* Requirement *
Write the records below out in full, character for character, with no pictures.

━━━━━━━━━━━━━━━━

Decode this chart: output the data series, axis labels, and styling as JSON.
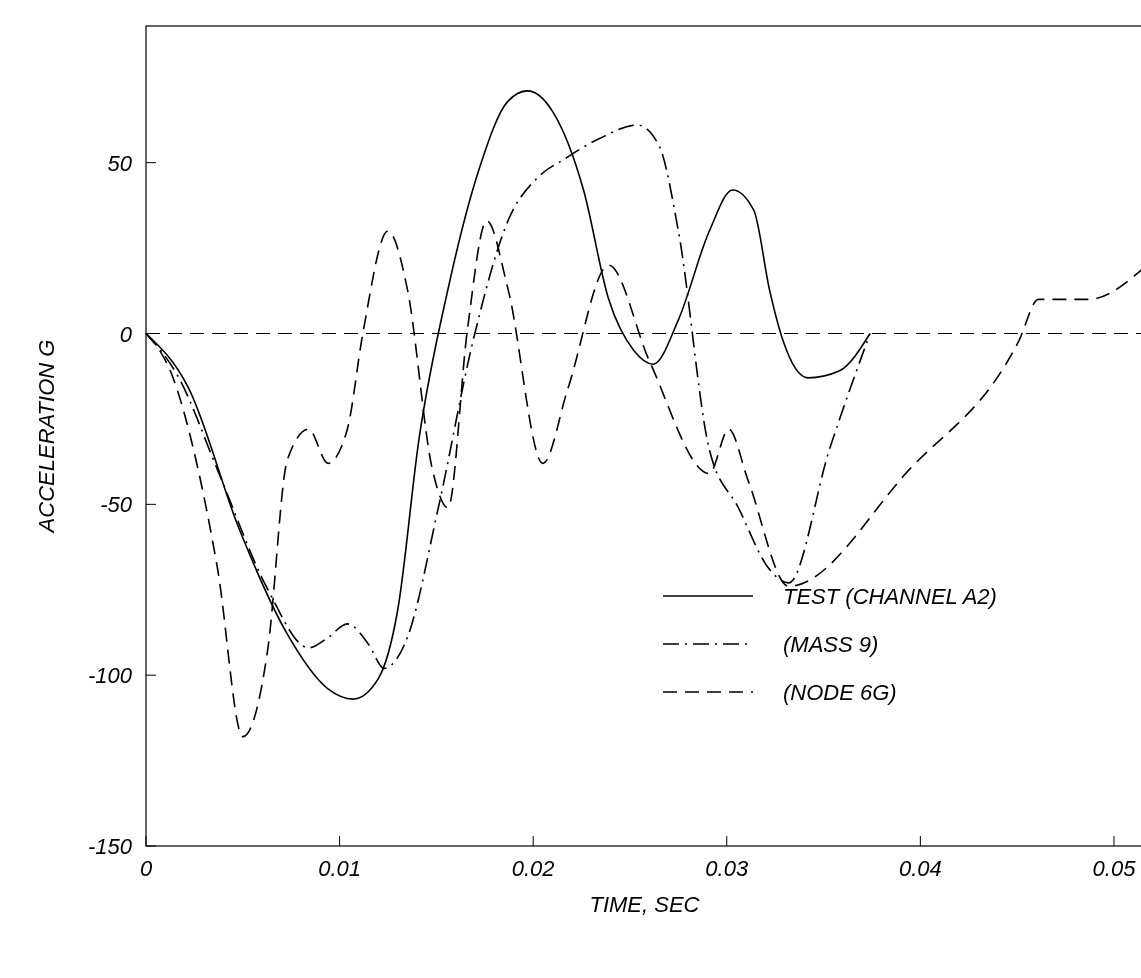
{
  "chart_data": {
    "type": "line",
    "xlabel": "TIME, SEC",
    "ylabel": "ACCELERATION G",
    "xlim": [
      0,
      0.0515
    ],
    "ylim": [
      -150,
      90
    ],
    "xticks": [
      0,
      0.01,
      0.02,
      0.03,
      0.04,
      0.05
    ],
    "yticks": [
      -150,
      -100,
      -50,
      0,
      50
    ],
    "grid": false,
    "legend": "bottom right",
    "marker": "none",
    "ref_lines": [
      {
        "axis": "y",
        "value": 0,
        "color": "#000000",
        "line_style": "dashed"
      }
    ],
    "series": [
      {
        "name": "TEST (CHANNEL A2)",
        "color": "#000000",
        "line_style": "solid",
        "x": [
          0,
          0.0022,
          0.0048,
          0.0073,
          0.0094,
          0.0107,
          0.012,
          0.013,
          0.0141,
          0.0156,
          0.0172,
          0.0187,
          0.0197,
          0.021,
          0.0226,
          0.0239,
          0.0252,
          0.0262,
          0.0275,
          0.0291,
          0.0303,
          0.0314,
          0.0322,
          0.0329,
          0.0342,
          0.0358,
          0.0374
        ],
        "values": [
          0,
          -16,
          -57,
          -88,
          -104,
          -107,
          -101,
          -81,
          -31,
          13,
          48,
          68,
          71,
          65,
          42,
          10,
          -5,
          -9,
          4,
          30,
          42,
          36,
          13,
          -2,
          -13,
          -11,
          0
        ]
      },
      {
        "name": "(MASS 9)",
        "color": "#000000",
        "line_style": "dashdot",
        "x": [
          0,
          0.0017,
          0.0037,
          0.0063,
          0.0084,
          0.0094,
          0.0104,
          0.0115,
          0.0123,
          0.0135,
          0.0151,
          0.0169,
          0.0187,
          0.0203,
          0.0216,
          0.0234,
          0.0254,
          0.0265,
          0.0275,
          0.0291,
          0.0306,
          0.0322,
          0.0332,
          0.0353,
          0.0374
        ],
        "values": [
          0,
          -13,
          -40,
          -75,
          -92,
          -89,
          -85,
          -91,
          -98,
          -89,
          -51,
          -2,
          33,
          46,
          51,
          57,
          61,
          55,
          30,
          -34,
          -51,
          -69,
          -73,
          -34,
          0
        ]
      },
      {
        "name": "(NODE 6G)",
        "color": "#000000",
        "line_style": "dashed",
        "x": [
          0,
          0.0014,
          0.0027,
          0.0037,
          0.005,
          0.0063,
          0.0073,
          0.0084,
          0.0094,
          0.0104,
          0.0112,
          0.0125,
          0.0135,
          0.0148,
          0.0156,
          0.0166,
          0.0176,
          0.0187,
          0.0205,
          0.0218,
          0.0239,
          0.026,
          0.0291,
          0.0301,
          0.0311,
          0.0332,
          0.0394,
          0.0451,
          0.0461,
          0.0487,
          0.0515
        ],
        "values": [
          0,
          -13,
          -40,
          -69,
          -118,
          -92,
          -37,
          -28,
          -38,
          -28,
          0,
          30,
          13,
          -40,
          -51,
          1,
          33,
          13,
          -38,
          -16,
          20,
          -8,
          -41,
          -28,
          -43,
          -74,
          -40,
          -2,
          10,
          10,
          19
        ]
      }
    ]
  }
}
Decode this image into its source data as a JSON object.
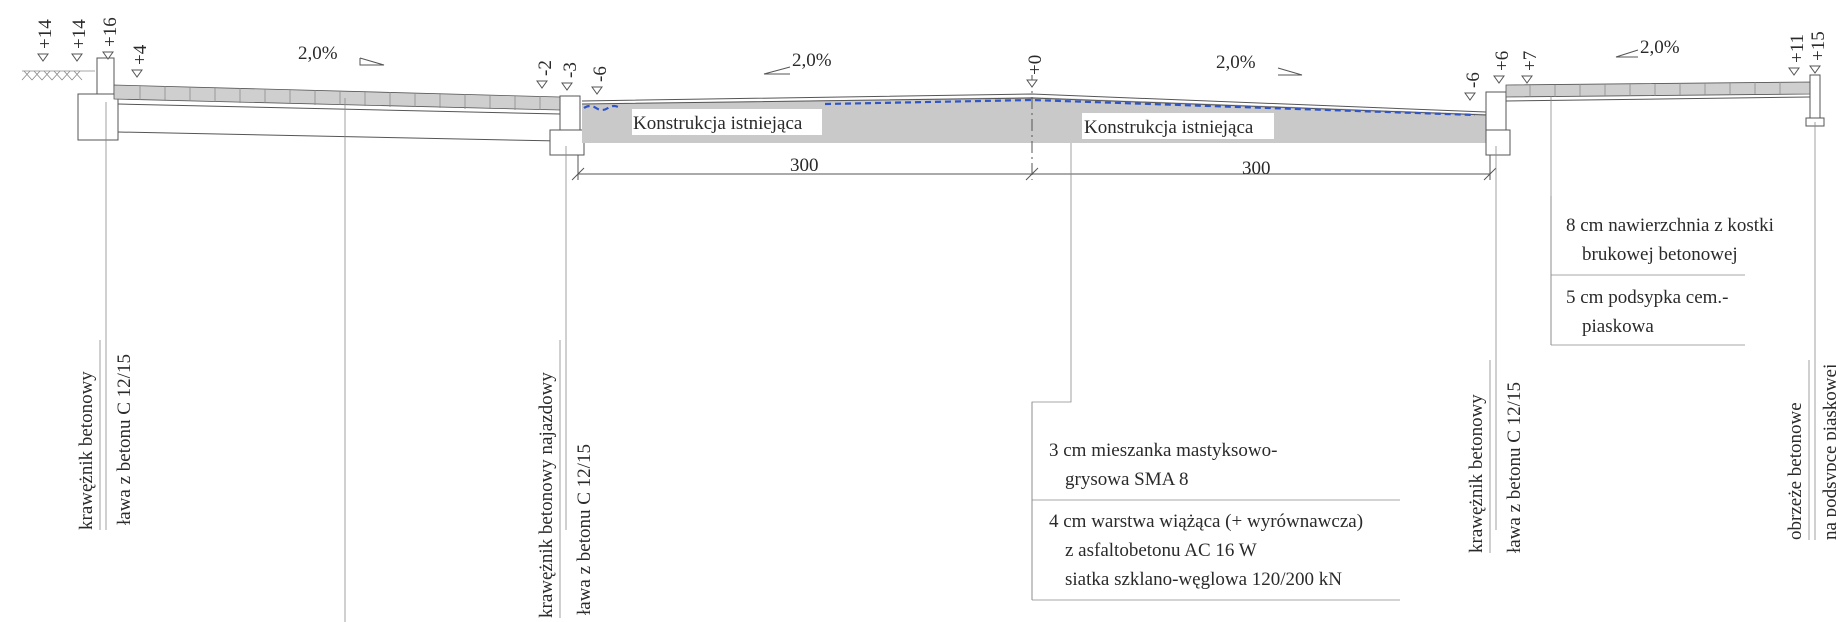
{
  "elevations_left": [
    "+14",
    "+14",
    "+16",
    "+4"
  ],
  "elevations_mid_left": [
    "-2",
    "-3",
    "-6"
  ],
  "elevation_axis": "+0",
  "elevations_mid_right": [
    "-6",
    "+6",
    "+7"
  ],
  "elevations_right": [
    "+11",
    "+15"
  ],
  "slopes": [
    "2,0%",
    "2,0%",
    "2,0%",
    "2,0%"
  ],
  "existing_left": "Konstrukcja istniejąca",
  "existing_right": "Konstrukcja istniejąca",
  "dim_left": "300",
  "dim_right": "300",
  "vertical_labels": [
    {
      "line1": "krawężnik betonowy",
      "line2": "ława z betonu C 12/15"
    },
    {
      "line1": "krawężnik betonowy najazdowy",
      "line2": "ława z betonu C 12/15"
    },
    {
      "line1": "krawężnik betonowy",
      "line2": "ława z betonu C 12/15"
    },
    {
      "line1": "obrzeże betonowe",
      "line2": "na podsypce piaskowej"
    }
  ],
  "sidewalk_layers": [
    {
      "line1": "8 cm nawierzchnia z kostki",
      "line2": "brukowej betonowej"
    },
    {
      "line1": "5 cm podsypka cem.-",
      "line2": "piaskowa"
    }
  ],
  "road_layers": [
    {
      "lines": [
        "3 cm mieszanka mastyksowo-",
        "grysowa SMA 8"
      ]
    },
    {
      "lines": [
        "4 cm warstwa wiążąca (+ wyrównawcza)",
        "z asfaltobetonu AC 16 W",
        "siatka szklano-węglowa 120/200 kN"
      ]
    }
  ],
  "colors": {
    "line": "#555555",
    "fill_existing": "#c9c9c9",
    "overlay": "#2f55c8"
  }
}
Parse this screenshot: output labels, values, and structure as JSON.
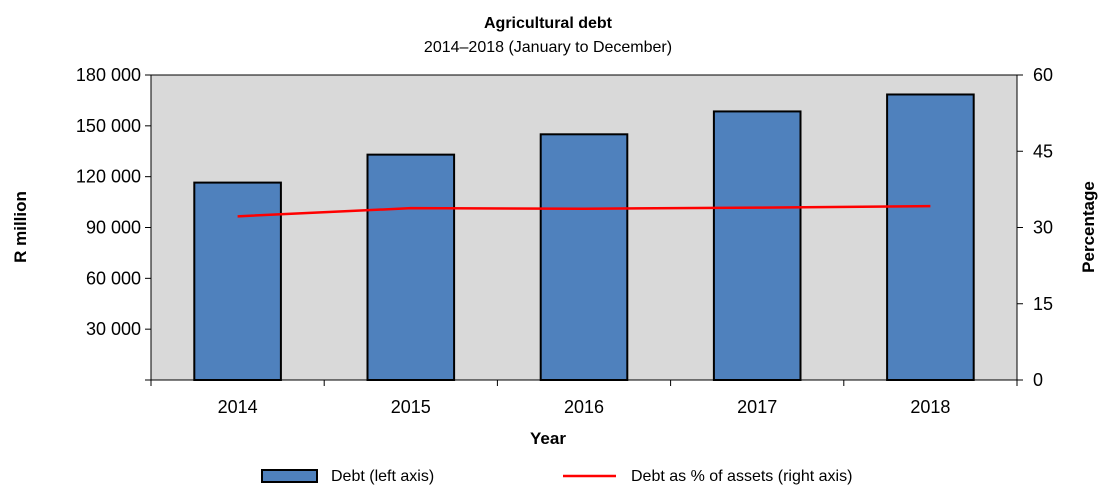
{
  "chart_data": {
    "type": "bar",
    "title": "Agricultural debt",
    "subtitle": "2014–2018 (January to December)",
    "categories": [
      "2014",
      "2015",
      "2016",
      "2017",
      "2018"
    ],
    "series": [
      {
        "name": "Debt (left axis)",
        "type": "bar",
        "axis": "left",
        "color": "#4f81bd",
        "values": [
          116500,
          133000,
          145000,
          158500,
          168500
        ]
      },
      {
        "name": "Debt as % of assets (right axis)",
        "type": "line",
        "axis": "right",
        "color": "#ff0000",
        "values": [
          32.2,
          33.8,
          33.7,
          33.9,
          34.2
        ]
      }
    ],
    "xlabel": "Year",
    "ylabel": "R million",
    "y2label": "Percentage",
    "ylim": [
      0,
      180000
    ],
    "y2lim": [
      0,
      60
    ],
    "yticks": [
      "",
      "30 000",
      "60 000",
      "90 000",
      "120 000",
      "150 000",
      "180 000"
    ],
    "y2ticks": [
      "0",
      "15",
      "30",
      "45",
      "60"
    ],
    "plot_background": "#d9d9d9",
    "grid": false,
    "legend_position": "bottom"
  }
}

━━━━━━━━━━━━━━━━

* Response to the exercise *
Decode this chart: output the data series, axis labels, and styling as JSON.
{
  "chart_data": {
    "type": "line",
    "xlabel": "TIME, SEC",
    "ylabel": "ACCELERATION G",
    "xlim": [
      0,
      0.0515
    ],
    "ylim": [
      -150,
      90
    ],
    "xticks": [
      0,
      0.01,
      0.02,
      0.03,
      0.04,
      0.05
    ],
    "yticks": [
      -150,
      -100,
      -50,
      0,
      50
    ],
    "grid": false,
    "legend": "bottom right",
    "marker": "none",
    "ref_lines": [
      {
        "axis": "y",
        "value": 0,
        "color": "#000000",
        "line_style": "dashed"
      }
    ],
    "series": [
      {
        "name": "TEST (CHANNEL A2)",
        "color": "#000000",
        "line_style": "solid",
        "x": [
          0,
          0.0022,
          0.0048,
          0.0073,
          0.0094,
          0.0107,
          0.012,
          0.013,
          0.0141,
          0.0156,
          0.0172,
          0.0187,
          0.0197,
          0.021,
          0.0226,
          0.0239,
          0.0252,
          0.0262,
          0.0275,
          0.0291,
          0.0303,
          0.0314,
          0.0322,
          0.0329,
          0.0342,
          0.0358,
          0.0374
        ],
        "values": [
          0,
          -16,
          -57,
          -88,
          -104,
          -107,
          -101,
          -81,
          -31,
          13,
          48,
          68,
          71,
          65,
          42,
          10,
          -5,
          -9,
          4,
          30,
          42,
          36,
          13,
          -2,
          -13,
          -11,
          0
        ]
      },
      {
        "name": "(MASS 9)",
        "color": "#000000",
        "line_style": "dashdot",
        "x": [
          0,
          0.0017,
          0.0037,
          0.0063,
          0.0084,
          0.0094,
          0.0104,
          0.0115,
          0.0123,
          0.0135,
          0.0151,
          0.0169,
          0.0187,
          0.0203,
          0.0216,
          0.0234,
          0.0254,
          0.0265,
          0.0275,
          0.0291,
          0.0306,
          0.0322,
          0.0332,
          0.0353,
          0.0374
        ],
        "values": [
          0,
          -13,
          -40,
          -75,
          -92,
          -89,
          -85,
          -91,
          -98,
          -89,
          -51,
          -2,
          33,
          46,
          51,
          57,
          61,
          55,
          30,
          -34,
          -51,
          -69,
          -73,
          -34,
          0
        ]
      },
      {
        "name": "(NODE 6G)",
        "color": "#000000",
        "line_style": "dashed",
        "x": [
          0,
          0.0014,
          0.0027,
          0.0037,
          0.005,
          0.0063,
          0.0073,
          0.0084,
          0.0094,
          0.0104,
          0.0112,
          0.0125,
          0.0135,
          0.0148,
          0.0156,
          0.0166,
          0.0176,
          0.0187,
          0.0205,
          0.0218,
          0.0239,
          0.026,
          0.0291,
          0.0301,
          0.0311,
          0.0332,
          0.0394,
          0.0451,
          0.0461,
          0.0487,
          0.0515
        ],
        "values": [
          0,
          -13,
          -40,
          -69,
          -118,
          -92,
          -37,
          -28,
          -38,
          -28,
          0,
          30,
          13,
          -40,
          -51,
          1,
          33,
          13,
          -38,
          -16,
          20,
          -8,
          -41,
          -28,
          -43,
          -74,
          -40,
          -2,
          10,
          10,
          19
        ]
      }
    ]
  }
}
Decode this image into its source data as a JSON object.
{
  "elevations_left": [
    "+14",
    "+14",
    "+16",
    "+4"
  ],
  "elevations_mid_left": [
    "-2",
    "-3",
    "-6"
  ],
  "elevation_axis": "+0",
  "elevations_mid_right": [
    "-6",
    "+6",
    "+7"
  ],
  "elevations_right": [
    "+11",
    "+15"
  ],
  "slopes": [
    "2,0%",
    "2,0%",
    "2,0%",
    "2,0%"
  ],
  "existing_left": "Konstrukcja istniejąca",
  "existing_right": "Konstrukcja istniejąca",
  "dim_left": "300",
  "dim_right": "300",
  "vertical_labels": [
    {
      "line1": "krawężnik betonowy",
      "line2": "ława z betonu C 12/15"
    },
    {
      "line1": "krawężnik betonowy najazdowy",
      "line2": "ława z betonu C 12/15"
    },
    {
      "line1": "krawężnik betonowy",
      "line2": "ława z betonu C 12/15"
    },
    {
      "line1": "obrzeże betonowe",
      "line2": "na podsypce piaskowej"
    }
  ],
  "sidewalk_layers": [
    {
      "line1": "8 cm nawierzchnia z kostki",
      "line2": "brukowej betonowej"
    },
    {
      "line1": "5 cm podsypka cem.-",
      "line2": "piaskowa"
    }
  ],
  "road_layers": [
    {
      "lines": [
        "3 cm mieszanka mastyksowo-",
        "grysowa SMA 8"
      ]
    },
    {
      "lines": [
        "4 cm warstwa wiążąca (+ wyrównawcza)",
        "z asfaltobetonu AC 16 W",
        "siatka szklano-węglowa 120/200 kN"
      ]
    }
  ],
  "colors": {
    "line": "#555555",
    "fill_existing": "#c9c9c9",
    "overlay": "#2f55c8"
  }
}
Parse this screenshot: output labels, values, and structure as JSON.
{
  "chart_data": {
    "type": "bar",
    "title": "Agricultural debt",
    "subtitle": "2014–2018 (January to December)",
    "categories": [
      "2014",
      "2015",
      "2016",
      "2017",
      "2018"
    ],
    "series": [
      {
        "name": "Debt (left axis)",
        "type": "bar",
        "axis": "left",
        "color": "#4f81bd",
        "values": [
          116500,
          133000,
          145000,
          158500,
          168500
        ]
      },
      {
        "name": "Debt as % of assets (right axis)",
        "type": "line",
        "axis": "right",
        "color": "#ff0000",
        "values": [
          32.2,
          33.8,
          33.7,
          33.9,
          34.2
        ]
      }
    ],
    "xlabel": "Year",
    "ylabel": "R million",
    "y2label": "Percentage",
    "ylim": [
      0,
      180000
    ],
    "y2lim": [
      0,
      60
    ],
    "yticks": [
      "",
      "30 000",
      "60 000",
      "90 000",
      "120 000",
      "150 000",
      "180 000"
    ],
    "y2ticks": [
      "0",
      "15",
      "30",
      "45",
      "60"
    ],
    "plot_background": "#d9d9d9",
    "grid": false,
    "legend_position": "bottom"
  }
}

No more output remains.